Count every line in the data below where "this" occurs, then state that number and nothing more.

Extracted data entries:

________________________

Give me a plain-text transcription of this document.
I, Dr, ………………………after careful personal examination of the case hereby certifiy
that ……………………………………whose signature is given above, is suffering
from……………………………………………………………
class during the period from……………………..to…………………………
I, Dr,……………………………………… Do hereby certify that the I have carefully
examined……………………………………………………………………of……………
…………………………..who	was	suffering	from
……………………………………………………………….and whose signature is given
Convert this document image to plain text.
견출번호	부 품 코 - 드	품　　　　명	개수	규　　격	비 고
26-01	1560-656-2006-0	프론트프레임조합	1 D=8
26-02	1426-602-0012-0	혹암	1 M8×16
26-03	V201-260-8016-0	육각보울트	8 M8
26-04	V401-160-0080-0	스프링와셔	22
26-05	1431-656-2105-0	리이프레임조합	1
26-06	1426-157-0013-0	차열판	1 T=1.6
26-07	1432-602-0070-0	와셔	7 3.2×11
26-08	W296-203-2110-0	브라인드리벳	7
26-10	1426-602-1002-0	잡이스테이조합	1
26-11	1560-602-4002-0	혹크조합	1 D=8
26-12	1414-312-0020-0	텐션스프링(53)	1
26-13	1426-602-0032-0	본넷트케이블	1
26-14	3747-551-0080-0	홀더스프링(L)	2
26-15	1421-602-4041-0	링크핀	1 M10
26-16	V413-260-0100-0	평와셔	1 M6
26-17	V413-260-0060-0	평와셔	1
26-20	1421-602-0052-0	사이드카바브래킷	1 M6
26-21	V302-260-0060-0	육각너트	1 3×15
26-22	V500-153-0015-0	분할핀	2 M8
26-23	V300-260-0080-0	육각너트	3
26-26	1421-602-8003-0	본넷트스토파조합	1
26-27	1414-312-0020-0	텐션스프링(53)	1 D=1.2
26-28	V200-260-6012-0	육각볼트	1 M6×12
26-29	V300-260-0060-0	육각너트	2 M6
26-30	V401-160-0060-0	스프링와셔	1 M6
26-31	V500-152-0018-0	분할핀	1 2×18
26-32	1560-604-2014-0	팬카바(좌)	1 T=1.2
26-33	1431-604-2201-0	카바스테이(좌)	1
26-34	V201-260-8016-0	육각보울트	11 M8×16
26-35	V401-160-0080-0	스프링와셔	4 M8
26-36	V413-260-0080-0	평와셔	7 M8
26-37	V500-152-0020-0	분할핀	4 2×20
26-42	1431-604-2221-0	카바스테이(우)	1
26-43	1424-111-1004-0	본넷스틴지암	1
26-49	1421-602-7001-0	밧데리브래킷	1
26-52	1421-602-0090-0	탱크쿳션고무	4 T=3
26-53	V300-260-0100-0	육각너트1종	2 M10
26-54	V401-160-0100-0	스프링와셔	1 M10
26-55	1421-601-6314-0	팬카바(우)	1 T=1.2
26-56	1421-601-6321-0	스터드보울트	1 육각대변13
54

________________________

The output
2